Retype the records that come next, word for word.

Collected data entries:
- - - -

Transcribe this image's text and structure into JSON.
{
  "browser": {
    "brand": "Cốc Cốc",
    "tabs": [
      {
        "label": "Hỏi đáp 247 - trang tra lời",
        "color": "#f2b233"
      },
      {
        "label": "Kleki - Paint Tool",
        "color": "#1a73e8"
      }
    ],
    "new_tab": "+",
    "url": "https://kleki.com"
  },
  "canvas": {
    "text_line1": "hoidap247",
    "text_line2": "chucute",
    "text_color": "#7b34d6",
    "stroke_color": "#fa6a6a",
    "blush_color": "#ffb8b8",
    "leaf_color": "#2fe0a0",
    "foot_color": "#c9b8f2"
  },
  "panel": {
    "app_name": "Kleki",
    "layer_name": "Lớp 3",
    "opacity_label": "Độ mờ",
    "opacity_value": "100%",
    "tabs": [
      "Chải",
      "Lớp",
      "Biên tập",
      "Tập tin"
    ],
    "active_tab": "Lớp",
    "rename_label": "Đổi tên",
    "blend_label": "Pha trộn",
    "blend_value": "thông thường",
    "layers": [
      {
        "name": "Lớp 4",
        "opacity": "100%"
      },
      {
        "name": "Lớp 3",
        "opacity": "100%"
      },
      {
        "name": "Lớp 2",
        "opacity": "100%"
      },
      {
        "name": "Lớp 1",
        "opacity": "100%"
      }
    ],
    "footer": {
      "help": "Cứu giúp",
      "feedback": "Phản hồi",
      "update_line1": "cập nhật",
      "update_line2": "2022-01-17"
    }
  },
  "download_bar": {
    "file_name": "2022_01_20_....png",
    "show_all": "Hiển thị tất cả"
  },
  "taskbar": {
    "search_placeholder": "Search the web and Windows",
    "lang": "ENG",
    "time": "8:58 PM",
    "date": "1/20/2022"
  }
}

- - - -

-- WRITTEN RESPONSE --
Transcribe this image's text and structure into JSON.
{
  "browser": {
    "brand": "Cốc Cốc",
    "tabs": [
      {
        "label": "Hỏi đáp 247 - trang tra lời",
        "color": "#f2b233"
      },
      {
        "label": "Kleki - Paint Tool",
        "color": "#1a73e8"
      }
    ],
    "new_tab": "+",
    "url": "https://kleki.com"
  },
  "canvas": {
    "text_line1": "hoidap247",
    "text_line2": "chucute",
    "text_color": "#7b34d6",
    "stroke_color": "#fa6a6a",
    "blush_color": "#ffb8b8",
    "leaf_color": "#2fe0a0",
    "foot_color": "#c9b8f2"
  },
  "panel": {
    "app_name": "Kleki",
    "layer_name": "Lớp 3",
    "opacity_label": "Độ mờ",
    "opacity_value": "100%",
    "tabs": [
      "Chải",
      "Lớp",
      "Biên tập",
      "Tập tin"
    ],
    "active_tab": "Lớp",
    "rename_label": "Đổi tên",
    "blend_label": "Pha trộn",
    "blend_value": "thông thường",
    "layers": [
      {
        "name": "Lớp 4",
        "opacity": "100%"
      },
      {
        "name": "Lớp 3",
        "opacity": "100%"
      },
      {
        "name": "Lớp 2",
        "opacity": "100%"
      },
      {
        "name": "Lớp 1",
        "opacity": "100%"
      }
    ],
    "footer": {
      "help": "Cứu giúp",
      "feedback": "Phản hồi",
      "update_line1": "cập nhật",
      "update_line2": "2022-01-17"
    }
  },
  "download_bar": {
    "file_name": "2022_01_20_....png",
    "show_all": "Hiển thị tất cả"
  },
  "taskbar": {
    "search_placeholder": "Search the web and Windows",
    "lang": "ENG",
    "time": "8:58 PM",
    "date": "1/20/2022"
  }
}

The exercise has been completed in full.